**What is asked**
In the entries below, count every line with the string "nueva". State the count and nothing else.
──────── Data for processing
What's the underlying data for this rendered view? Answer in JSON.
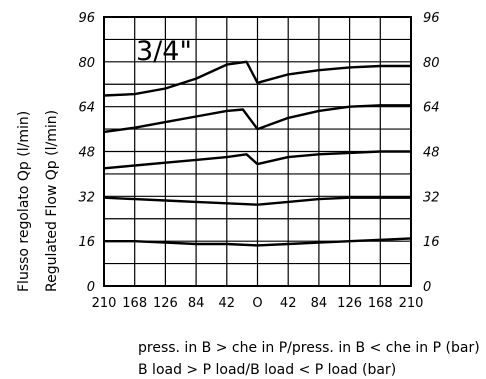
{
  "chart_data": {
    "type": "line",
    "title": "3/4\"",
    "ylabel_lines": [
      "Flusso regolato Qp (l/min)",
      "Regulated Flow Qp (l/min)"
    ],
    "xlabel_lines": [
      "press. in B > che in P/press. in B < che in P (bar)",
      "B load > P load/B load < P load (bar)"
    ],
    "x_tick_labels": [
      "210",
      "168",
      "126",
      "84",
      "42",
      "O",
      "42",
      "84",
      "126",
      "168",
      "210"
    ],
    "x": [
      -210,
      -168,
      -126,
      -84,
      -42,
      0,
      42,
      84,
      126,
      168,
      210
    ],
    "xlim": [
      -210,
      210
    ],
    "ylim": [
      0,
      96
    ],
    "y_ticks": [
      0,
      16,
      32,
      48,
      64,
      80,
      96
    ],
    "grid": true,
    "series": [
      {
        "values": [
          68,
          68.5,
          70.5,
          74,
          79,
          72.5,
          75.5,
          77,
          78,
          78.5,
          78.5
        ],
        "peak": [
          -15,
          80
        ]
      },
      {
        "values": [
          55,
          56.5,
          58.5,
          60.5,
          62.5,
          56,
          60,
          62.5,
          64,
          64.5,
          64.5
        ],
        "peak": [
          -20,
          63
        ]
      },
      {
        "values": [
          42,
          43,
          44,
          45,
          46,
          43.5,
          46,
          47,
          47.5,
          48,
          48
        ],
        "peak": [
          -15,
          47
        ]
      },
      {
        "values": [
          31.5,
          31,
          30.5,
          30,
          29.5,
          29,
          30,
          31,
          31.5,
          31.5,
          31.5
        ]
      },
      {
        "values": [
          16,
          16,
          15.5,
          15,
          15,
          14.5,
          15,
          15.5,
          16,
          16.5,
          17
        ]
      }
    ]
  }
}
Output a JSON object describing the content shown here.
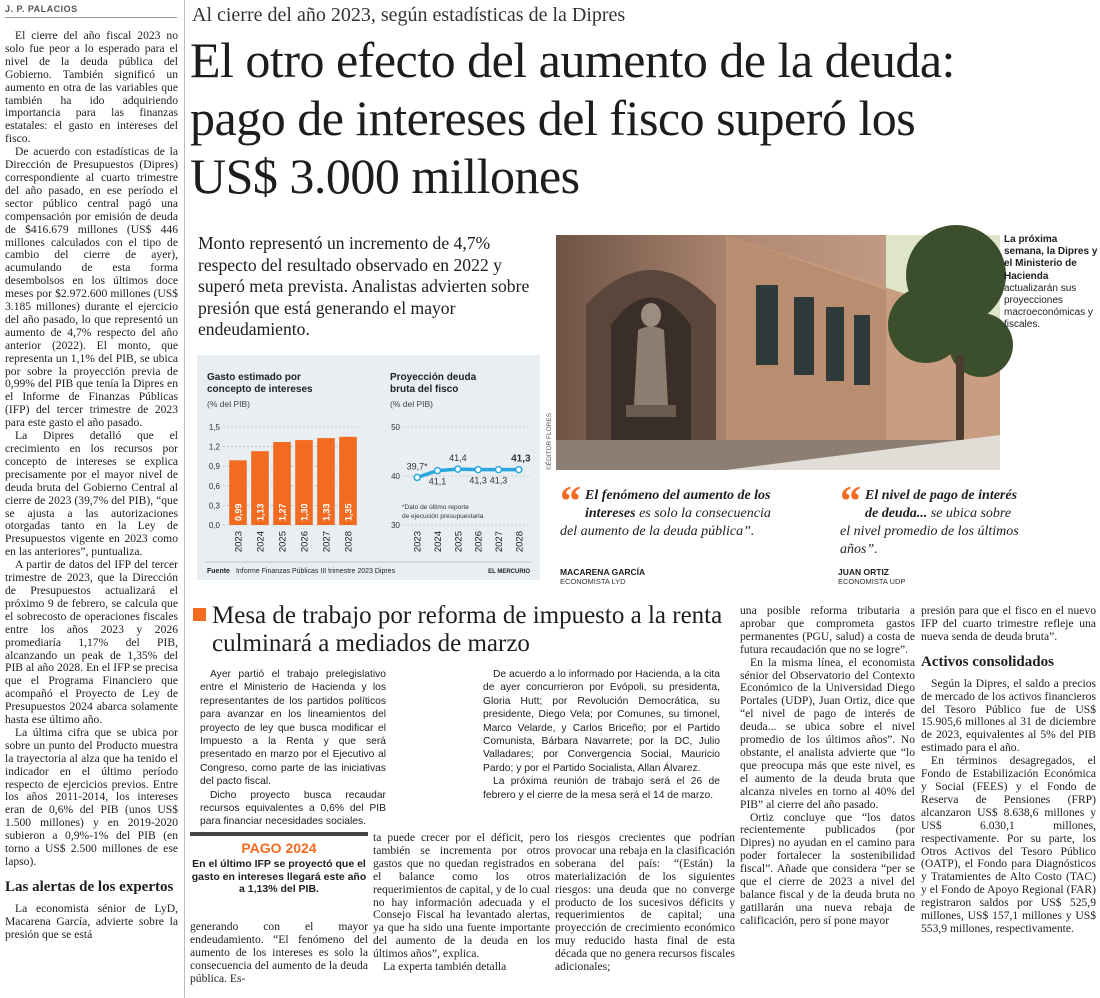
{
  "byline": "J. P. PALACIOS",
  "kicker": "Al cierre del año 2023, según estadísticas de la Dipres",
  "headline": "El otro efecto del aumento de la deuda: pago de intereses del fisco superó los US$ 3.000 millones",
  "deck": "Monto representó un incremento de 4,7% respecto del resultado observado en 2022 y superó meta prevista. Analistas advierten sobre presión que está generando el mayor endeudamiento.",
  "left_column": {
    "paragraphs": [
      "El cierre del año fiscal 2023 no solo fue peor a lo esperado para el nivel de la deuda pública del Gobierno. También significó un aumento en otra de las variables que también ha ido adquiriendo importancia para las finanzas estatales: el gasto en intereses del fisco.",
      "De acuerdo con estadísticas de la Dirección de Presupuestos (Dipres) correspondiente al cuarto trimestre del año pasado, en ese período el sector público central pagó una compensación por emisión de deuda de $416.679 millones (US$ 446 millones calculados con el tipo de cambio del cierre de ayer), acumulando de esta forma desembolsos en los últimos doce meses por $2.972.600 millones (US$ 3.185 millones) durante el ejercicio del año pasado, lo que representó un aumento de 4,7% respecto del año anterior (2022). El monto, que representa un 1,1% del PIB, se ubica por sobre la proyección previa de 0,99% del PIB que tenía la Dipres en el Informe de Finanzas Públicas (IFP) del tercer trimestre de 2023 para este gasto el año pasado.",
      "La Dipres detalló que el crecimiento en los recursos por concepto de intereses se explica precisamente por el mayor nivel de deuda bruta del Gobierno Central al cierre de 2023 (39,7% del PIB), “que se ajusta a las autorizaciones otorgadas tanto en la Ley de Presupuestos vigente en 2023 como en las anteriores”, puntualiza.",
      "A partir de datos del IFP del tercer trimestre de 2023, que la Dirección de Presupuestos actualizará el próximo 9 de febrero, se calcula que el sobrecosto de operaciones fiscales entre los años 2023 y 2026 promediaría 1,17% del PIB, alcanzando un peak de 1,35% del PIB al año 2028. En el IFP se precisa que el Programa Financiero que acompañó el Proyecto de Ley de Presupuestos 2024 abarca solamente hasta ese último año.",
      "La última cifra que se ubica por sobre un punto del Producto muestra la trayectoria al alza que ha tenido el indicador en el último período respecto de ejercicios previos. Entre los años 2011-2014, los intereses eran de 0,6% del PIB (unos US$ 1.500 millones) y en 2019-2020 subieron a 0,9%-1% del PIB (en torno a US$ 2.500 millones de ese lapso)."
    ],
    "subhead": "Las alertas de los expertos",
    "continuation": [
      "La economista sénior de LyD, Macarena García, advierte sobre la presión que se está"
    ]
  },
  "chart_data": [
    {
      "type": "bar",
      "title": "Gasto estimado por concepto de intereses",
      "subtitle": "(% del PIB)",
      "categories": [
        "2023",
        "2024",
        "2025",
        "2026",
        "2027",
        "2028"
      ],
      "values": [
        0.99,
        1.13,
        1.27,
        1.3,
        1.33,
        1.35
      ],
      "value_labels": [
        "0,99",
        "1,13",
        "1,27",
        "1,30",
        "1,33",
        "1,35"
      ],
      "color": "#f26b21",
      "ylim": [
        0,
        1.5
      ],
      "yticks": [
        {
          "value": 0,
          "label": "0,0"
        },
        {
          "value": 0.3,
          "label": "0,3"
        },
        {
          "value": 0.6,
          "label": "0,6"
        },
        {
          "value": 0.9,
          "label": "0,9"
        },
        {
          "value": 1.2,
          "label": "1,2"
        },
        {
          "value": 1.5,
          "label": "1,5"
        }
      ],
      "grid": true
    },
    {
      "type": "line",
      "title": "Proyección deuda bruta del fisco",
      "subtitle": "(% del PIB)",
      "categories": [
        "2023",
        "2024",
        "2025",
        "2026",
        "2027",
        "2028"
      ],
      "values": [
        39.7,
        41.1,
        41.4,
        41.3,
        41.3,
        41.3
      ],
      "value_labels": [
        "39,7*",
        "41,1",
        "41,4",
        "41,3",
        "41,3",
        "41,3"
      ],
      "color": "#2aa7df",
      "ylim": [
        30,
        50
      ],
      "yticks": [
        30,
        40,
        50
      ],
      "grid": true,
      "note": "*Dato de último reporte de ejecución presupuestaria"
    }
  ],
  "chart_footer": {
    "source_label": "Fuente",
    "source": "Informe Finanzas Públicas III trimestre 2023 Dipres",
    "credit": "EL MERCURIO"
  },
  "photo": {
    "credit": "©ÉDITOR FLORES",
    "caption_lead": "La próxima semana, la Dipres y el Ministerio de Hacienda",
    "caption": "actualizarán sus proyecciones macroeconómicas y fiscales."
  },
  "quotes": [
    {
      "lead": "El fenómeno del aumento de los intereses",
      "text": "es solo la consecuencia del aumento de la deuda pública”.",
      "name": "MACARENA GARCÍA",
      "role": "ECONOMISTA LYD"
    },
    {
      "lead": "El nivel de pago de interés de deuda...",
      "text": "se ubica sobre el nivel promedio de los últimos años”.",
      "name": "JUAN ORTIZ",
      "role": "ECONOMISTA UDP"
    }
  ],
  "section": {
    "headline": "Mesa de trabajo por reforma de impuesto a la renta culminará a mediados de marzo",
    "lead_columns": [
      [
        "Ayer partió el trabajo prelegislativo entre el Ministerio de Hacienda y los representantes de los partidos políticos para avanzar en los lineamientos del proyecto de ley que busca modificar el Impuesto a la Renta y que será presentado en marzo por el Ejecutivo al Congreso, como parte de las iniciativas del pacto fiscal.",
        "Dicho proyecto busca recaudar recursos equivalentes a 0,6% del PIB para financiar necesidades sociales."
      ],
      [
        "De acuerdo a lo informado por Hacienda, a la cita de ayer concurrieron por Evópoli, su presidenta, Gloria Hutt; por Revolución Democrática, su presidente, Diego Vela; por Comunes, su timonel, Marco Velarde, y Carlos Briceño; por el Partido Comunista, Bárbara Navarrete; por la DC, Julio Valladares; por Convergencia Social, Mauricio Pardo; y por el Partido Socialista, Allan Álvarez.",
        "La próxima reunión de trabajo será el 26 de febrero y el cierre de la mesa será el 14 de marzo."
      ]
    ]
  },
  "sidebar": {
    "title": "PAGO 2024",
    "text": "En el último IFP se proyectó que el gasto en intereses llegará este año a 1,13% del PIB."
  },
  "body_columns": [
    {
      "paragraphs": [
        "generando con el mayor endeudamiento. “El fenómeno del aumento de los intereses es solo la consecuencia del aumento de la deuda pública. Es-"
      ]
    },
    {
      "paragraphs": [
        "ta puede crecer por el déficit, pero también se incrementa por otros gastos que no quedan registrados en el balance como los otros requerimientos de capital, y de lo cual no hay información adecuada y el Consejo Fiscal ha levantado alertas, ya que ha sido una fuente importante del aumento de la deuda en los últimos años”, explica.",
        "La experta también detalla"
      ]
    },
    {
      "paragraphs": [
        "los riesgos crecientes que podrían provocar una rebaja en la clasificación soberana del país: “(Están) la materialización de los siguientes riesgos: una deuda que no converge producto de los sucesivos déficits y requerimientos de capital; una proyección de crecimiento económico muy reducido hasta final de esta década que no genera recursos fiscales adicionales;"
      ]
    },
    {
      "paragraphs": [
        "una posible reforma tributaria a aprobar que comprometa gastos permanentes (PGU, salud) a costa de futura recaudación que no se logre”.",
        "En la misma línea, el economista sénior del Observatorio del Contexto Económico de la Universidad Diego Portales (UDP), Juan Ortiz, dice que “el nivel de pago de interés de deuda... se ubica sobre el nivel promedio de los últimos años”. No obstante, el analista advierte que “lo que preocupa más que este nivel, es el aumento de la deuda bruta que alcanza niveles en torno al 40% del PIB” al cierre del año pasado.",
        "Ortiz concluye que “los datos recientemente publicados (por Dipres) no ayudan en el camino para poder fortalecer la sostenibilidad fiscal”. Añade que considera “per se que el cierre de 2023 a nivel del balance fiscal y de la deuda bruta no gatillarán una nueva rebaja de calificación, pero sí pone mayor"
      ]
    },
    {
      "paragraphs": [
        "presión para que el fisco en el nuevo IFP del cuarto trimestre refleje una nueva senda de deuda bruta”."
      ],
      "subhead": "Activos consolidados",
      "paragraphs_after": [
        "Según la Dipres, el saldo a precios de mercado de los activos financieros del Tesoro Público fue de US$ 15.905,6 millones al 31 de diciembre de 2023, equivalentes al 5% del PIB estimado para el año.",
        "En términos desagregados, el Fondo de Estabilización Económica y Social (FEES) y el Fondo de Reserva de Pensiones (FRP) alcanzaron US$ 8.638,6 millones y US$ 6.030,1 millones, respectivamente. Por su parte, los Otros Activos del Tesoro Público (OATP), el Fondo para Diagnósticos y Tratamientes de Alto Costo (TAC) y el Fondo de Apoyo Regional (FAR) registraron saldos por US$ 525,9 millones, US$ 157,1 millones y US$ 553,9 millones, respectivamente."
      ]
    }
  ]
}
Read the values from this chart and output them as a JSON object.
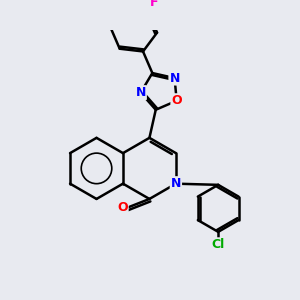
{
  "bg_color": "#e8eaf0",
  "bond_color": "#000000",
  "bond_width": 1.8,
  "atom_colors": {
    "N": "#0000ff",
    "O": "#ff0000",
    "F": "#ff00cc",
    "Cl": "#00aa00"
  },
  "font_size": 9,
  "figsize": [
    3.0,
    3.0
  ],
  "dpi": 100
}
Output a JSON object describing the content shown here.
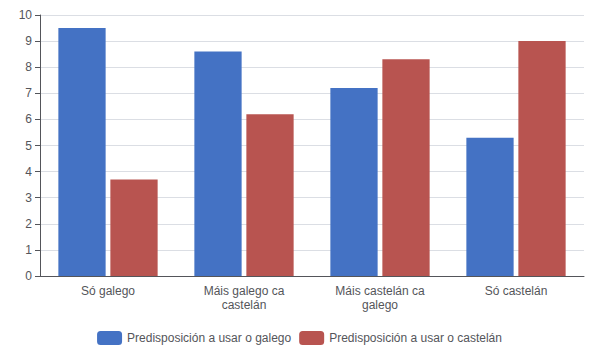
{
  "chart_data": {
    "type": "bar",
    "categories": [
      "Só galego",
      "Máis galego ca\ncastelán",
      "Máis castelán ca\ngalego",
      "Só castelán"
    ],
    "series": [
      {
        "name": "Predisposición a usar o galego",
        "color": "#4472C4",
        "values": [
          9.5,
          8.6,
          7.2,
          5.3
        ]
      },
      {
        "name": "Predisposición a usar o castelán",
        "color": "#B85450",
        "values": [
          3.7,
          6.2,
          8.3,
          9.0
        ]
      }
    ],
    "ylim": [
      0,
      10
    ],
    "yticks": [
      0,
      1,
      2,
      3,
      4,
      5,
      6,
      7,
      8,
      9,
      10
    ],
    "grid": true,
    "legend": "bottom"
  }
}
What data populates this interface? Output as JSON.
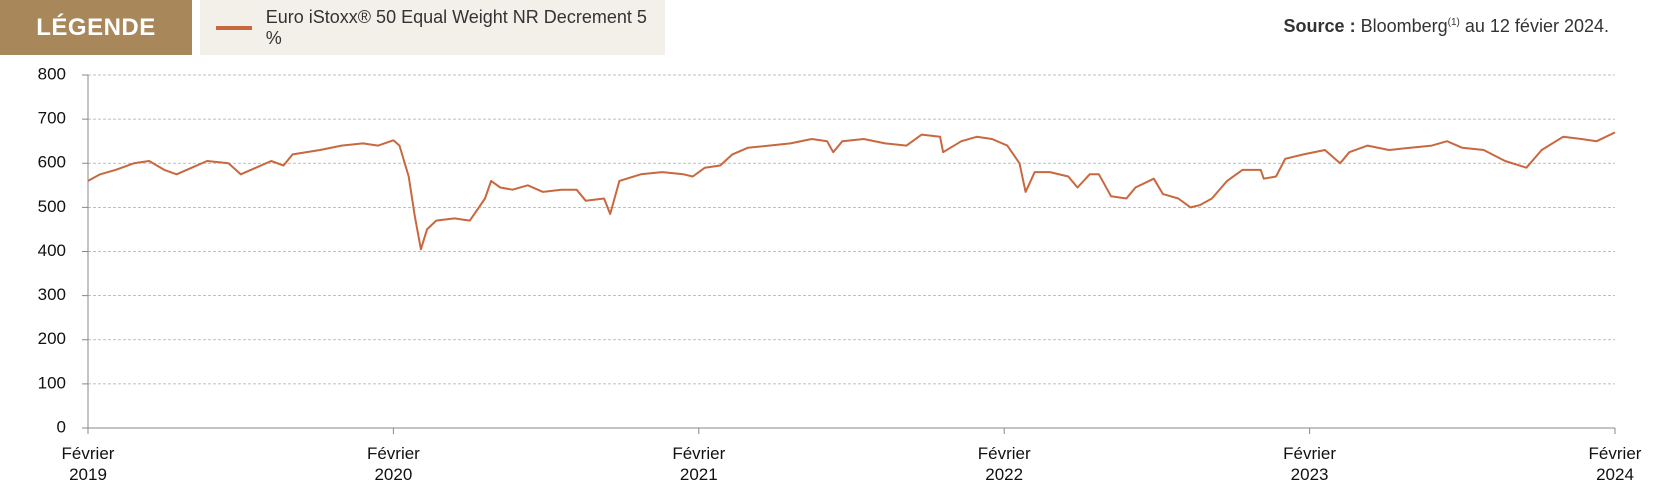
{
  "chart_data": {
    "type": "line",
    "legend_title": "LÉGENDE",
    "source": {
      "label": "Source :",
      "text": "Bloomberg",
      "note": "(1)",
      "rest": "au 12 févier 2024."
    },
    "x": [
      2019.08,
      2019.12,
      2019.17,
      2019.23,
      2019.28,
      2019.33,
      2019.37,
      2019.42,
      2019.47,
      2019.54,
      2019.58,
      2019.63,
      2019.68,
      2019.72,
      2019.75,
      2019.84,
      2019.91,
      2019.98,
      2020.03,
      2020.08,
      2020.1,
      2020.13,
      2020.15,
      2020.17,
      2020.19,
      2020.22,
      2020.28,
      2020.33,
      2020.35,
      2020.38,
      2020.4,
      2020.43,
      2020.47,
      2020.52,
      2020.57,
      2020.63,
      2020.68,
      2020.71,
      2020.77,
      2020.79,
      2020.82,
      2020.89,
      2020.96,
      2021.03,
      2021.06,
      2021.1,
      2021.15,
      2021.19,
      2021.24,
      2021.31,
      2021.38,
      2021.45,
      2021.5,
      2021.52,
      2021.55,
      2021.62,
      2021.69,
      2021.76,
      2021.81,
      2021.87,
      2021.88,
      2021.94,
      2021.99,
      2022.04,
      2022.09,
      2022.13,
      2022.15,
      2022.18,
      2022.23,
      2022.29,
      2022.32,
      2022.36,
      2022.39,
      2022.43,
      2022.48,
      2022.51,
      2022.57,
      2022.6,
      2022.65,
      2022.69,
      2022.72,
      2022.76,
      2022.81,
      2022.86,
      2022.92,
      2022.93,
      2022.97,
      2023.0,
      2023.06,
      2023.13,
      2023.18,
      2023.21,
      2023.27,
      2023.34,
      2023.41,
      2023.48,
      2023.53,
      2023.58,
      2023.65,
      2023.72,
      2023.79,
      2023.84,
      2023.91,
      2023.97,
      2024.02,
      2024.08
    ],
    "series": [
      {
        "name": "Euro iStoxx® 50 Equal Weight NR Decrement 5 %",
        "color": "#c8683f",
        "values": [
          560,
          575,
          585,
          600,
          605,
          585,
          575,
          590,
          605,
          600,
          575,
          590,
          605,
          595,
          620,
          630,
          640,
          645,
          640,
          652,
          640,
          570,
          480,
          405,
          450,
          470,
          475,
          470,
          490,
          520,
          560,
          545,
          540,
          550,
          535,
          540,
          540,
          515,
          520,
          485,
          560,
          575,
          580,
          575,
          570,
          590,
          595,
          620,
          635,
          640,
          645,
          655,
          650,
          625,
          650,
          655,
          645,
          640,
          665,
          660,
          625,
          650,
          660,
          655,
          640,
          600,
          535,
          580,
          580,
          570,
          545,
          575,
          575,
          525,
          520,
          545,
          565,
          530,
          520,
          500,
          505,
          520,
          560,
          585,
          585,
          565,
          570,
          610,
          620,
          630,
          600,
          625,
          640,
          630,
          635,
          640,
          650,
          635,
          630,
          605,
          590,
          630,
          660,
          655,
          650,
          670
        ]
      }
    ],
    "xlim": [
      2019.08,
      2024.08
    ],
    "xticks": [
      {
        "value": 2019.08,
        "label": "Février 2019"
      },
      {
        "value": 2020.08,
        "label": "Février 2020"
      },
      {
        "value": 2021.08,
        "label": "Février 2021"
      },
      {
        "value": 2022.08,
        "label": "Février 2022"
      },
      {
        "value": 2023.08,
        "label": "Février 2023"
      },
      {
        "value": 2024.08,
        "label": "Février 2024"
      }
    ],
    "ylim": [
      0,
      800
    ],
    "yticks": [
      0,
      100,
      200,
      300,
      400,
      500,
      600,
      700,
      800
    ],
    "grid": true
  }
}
────────────────
**Solution to the exercise**
2